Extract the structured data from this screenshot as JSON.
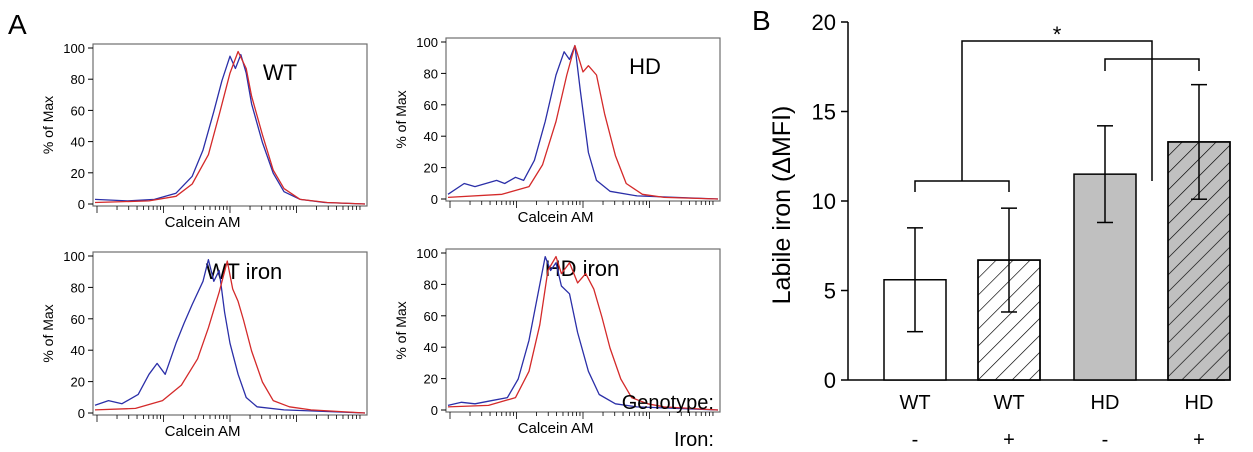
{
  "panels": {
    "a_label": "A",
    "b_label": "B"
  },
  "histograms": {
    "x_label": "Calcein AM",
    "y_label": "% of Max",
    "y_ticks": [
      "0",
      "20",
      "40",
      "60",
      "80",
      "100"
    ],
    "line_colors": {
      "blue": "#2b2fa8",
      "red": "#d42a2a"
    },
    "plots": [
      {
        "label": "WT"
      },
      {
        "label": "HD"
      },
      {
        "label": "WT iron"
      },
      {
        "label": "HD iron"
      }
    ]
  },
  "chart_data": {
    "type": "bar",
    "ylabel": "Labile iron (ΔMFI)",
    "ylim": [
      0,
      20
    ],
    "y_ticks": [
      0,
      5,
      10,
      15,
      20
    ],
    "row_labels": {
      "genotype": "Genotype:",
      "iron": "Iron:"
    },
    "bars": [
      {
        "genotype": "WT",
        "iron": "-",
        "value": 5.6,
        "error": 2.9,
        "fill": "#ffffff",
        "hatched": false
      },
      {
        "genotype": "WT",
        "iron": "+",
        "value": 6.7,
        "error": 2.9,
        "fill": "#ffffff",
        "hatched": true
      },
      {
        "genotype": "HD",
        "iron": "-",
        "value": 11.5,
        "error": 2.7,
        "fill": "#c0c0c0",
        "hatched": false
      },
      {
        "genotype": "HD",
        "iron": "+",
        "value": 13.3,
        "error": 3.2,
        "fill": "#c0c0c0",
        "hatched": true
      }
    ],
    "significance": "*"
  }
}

++++++++

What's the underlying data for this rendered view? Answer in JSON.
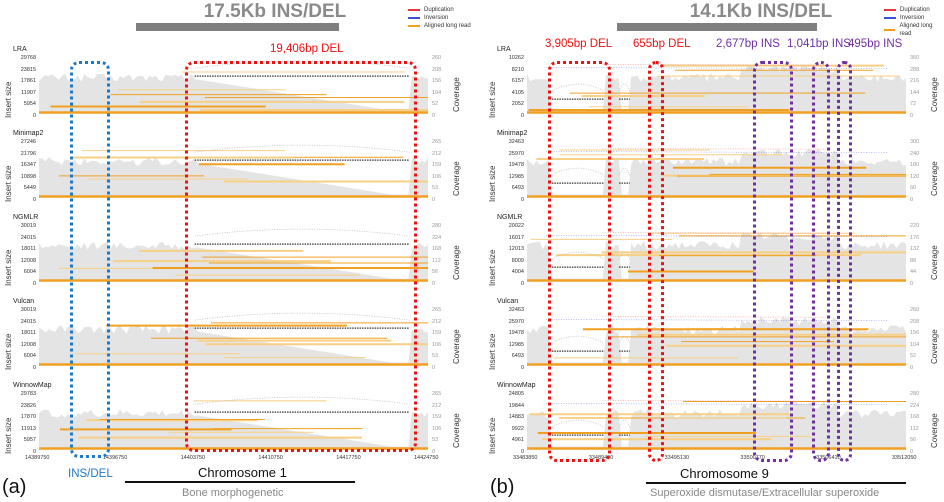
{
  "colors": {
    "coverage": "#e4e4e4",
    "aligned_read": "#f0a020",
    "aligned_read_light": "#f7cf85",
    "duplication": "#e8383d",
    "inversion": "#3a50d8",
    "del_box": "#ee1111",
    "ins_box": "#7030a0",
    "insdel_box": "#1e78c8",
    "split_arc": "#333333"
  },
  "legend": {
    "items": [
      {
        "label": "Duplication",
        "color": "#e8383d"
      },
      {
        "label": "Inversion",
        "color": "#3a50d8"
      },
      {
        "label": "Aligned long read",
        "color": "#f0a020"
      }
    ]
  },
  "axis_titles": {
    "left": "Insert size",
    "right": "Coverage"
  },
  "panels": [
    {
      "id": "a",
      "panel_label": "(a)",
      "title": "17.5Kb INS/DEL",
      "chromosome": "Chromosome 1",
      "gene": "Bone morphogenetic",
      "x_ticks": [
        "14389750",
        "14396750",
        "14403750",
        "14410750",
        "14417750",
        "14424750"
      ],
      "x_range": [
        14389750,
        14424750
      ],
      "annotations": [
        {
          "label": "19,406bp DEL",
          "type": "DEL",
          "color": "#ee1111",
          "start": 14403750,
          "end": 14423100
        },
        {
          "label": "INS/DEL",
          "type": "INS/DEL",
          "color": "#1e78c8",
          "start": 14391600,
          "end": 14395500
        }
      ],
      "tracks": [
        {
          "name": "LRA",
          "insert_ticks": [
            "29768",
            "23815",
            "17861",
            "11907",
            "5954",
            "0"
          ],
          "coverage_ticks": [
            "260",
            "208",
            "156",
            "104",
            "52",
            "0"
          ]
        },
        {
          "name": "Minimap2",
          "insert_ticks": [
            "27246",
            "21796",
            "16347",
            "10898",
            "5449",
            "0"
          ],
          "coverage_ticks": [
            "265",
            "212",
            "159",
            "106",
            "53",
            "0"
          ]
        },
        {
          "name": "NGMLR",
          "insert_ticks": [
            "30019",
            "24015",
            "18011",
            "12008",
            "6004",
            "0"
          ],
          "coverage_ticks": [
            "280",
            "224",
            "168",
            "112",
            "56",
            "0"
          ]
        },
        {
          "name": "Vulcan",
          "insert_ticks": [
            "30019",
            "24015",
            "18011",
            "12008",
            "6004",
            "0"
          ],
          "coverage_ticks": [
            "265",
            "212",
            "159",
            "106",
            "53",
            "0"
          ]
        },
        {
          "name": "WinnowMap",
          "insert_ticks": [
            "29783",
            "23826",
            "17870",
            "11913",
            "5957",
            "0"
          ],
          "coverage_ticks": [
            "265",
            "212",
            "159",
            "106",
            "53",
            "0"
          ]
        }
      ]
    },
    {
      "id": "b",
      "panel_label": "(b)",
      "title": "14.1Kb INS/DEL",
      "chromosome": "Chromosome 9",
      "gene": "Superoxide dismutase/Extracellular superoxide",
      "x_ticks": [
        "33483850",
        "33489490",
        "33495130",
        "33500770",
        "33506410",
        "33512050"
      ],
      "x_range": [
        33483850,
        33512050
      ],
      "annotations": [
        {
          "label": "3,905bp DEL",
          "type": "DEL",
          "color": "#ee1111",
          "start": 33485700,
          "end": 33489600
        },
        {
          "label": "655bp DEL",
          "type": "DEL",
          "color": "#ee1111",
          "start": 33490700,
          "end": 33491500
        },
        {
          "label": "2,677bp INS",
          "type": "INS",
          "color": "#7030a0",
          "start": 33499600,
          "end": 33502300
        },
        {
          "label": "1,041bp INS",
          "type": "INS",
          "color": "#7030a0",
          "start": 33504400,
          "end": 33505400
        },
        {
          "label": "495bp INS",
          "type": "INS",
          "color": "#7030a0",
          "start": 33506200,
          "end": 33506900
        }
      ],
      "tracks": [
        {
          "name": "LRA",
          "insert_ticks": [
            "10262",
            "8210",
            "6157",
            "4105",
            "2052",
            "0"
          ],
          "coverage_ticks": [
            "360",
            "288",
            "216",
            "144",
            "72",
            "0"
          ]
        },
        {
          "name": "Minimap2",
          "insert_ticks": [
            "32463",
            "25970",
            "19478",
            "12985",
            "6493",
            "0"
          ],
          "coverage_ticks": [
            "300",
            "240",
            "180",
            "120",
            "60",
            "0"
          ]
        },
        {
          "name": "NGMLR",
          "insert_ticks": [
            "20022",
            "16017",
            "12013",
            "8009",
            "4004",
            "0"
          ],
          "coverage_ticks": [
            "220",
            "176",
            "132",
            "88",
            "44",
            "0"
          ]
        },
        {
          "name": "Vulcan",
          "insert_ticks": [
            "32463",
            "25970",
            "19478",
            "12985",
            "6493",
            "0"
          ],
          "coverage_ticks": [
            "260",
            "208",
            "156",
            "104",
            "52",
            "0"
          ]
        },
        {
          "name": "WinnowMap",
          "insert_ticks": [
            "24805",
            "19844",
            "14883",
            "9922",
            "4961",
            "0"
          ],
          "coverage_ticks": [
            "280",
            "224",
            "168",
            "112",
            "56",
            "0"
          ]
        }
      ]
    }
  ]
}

++++++++

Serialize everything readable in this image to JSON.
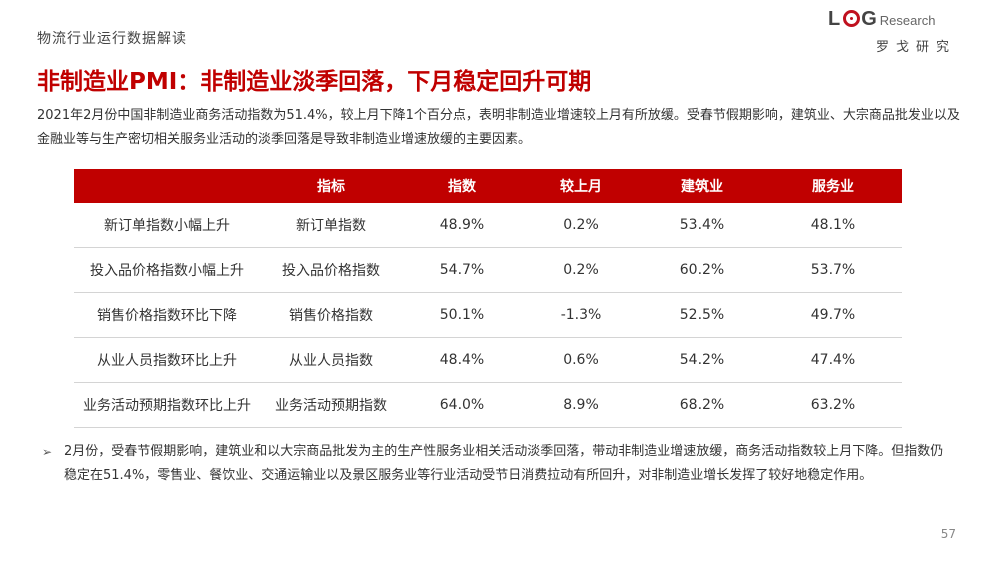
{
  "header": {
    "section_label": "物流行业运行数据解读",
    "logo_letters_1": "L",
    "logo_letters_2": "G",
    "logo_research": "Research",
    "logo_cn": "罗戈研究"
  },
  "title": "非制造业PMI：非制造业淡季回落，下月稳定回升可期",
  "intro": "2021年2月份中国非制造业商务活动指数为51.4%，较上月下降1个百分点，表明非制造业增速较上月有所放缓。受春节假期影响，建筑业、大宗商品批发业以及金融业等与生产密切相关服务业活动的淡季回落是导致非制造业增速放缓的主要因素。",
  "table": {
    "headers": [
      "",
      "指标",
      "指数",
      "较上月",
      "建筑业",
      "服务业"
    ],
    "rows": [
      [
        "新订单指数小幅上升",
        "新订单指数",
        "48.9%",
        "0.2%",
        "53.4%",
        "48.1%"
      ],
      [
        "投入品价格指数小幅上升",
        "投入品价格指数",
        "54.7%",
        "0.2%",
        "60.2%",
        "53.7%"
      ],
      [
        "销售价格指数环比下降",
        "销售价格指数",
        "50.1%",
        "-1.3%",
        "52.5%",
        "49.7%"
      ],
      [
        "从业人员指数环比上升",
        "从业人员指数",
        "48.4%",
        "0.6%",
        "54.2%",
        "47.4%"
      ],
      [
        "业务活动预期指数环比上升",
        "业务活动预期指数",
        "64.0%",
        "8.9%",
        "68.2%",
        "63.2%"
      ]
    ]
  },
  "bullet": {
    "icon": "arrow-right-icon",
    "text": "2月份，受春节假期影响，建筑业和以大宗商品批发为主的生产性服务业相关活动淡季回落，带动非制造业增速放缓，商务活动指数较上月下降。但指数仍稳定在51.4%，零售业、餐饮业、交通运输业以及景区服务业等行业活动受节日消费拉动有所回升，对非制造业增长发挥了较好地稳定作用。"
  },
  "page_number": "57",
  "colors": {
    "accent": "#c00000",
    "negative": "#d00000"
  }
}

++++++++

→ Aim:
Show every line above in which the word "gene" occurs.

→ Answer to the task:
      "gene": "Bone morphogenetic",
      "gene": "Superoxide dismutase/Extracellular superoxide",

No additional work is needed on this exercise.